__Do this__
Would you restate, exactly as they appear, the lines from the one containing "Give me a plain-text" through the end of the data below?

__Extracted information__

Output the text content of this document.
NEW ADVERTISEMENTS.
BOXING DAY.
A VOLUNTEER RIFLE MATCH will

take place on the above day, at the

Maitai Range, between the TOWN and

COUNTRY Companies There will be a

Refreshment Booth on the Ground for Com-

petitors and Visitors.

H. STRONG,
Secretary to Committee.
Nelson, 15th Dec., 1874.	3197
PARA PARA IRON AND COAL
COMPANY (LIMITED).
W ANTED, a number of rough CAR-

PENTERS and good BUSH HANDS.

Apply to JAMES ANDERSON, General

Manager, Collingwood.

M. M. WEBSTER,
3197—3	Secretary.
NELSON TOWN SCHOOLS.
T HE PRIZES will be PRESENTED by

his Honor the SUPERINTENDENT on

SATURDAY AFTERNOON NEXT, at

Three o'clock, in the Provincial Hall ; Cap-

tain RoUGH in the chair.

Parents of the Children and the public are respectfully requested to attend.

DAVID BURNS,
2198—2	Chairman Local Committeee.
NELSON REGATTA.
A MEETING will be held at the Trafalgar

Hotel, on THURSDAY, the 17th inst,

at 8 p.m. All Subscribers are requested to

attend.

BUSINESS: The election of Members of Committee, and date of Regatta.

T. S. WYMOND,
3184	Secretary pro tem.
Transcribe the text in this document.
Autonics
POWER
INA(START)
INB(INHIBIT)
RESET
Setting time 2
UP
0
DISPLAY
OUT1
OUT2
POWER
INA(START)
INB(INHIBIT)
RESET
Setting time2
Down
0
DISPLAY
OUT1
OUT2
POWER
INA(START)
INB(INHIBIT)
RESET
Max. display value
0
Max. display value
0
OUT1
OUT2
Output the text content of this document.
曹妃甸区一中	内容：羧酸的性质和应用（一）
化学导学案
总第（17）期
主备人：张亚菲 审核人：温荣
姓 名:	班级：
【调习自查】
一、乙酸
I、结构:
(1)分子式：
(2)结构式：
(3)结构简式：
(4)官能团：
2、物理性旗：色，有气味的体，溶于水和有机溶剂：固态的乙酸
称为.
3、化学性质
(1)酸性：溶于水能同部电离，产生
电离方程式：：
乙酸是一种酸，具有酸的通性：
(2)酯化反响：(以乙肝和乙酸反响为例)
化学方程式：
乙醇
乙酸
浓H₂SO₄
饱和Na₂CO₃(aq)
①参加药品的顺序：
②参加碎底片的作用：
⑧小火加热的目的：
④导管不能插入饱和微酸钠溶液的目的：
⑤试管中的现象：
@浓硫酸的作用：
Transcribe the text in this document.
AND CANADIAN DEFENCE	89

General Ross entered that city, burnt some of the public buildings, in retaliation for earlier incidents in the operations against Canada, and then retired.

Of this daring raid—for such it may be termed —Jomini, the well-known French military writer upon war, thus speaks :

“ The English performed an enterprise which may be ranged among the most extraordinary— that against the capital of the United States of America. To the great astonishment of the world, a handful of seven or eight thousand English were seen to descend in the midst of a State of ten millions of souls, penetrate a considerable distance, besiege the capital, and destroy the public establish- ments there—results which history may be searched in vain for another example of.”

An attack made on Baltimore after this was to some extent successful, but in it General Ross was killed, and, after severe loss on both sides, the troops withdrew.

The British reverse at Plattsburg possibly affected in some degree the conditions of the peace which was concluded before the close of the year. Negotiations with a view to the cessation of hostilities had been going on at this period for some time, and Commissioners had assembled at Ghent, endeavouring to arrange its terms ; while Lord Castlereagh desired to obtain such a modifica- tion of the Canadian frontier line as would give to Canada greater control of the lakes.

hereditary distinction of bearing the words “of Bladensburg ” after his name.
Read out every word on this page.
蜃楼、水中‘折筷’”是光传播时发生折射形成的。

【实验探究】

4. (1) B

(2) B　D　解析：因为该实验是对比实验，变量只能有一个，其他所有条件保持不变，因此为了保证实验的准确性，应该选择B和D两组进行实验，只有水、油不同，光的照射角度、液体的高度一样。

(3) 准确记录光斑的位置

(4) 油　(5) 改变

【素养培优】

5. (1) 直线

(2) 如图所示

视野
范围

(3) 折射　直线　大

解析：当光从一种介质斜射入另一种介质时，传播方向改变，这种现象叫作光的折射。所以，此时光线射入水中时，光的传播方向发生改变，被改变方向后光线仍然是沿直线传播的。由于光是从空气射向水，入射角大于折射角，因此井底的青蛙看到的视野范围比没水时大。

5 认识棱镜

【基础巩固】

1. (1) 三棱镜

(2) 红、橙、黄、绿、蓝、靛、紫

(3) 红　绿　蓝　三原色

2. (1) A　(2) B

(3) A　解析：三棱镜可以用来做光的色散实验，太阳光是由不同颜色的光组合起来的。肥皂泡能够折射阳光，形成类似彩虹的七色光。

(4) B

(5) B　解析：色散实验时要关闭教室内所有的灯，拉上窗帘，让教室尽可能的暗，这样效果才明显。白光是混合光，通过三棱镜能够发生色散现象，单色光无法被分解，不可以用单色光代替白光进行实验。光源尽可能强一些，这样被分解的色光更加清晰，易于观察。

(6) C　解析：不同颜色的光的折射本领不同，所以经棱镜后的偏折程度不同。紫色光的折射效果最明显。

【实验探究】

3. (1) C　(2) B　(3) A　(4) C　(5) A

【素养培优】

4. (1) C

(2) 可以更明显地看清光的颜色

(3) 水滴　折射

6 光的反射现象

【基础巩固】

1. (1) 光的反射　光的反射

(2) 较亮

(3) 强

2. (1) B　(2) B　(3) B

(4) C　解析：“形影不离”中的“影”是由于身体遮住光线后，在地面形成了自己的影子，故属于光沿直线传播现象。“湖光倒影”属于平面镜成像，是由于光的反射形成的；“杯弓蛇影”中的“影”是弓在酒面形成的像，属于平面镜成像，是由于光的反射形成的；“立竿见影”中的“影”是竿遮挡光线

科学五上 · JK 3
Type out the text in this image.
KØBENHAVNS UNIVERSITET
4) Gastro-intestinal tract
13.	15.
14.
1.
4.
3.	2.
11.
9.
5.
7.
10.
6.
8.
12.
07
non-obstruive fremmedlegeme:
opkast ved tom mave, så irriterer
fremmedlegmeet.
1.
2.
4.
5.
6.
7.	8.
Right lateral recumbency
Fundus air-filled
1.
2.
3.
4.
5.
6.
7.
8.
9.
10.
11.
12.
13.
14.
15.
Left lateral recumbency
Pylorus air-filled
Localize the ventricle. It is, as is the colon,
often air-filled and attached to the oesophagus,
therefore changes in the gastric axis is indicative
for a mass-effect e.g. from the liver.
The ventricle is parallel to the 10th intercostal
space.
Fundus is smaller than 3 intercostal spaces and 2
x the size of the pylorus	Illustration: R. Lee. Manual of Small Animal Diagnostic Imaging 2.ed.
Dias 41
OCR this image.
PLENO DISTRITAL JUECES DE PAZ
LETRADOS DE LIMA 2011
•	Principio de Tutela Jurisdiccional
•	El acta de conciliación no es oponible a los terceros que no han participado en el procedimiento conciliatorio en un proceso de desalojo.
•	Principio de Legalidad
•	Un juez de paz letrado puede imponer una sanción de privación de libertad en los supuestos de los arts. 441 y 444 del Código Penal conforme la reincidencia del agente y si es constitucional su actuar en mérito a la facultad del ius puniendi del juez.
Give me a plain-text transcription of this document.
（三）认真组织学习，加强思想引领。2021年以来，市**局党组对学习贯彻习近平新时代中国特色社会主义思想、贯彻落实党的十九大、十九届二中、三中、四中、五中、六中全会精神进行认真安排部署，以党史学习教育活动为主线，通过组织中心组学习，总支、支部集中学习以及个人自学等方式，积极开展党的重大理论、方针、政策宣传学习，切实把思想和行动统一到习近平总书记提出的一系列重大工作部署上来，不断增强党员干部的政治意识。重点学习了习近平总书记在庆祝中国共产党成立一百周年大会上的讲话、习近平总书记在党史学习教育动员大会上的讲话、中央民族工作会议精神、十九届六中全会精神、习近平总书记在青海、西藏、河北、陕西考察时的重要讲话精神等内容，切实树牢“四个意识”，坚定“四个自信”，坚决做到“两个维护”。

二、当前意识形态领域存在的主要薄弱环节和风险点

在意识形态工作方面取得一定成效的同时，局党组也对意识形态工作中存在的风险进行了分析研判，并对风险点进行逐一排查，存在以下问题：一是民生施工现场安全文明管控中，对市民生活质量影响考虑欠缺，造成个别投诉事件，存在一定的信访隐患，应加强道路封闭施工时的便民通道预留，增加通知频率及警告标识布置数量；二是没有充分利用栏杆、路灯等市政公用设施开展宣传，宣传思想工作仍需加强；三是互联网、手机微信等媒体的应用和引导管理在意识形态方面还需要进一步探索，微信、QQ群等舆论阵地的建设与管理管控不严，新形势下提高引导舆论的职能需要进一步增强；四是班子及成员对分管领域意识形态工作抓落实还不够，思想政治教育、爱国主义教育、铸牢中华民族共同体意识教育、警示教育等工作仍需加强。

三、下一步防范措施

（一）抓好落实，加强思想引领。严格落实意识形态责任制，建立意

__Finished answer__
Give me a plain-text transcription of this document.
（三）认真组织学习，加强思想引领。2021年以来，市**局党组对学习贯彻习近平新时代中国特色社会主义思想、贯彻落实党的十九大、十九届二中、三中、四中、五中、六中全会精神进行认真安排部署，以党史学习教育活动为主线，通过组织中心组学习，总支、支部集中学习以及个人自学等方式，积极开展党的重大理论、方针、政策宣传学习，切实把思想和行动统一到习近平总书记提出的一系列重大工作部署上来，不断增强党员干部的政治意识。重点学习了习近平总书记在庆祝中国共产党成立一百周年大会上的讲话、习近平总书记在党史学习教育动员大会上的讲话、中央民族工作会议精神、十九届六中全会精神、习近平总书记在青海、西藏、河北、陕西考察时的重要讲话精神等内容，切实树牢“四个意识”，坚定“四个自信”，坚决做到“两个维护”。

二、当前意识形态领域存在的主要薄弱环节和风险点

在意识形态工作方面取得一定成效的同时，局党组也对意识形态工作中存在的风险进行了分析研判，并对风险点进行逐一排查，存在以下问题：一是民生施工现场安全文明管控中，对市民生活质量影响考虑欠缺，造成个别投诉事件，存在一定的信访隐患，应加强道路封闭施工时的便民通道预留，增加通知频率及警告标识布置数量；二是没有充分利用栏杆、路灯等市政公用设施开展宣传，宣传思想工作仍需加强；三是互联网、手机微信等媒体的应用和引导管理在意识形态方面还需要进一步探索，微信、QQ群等舆论阵地的建设与管理管控不严，新形势下提高引导舆论的职能需要进一步增强；四是班子及成员对分管领域意识形态工作抓落实还不够，思想政治教育、爱国主义教育、铸牢中华民族共同体意识教育、警示教育等工作仍需加强。

三、下一步防范措施

（一）抓好落实，加强思想引领。严格落实意识形态责任制，建立意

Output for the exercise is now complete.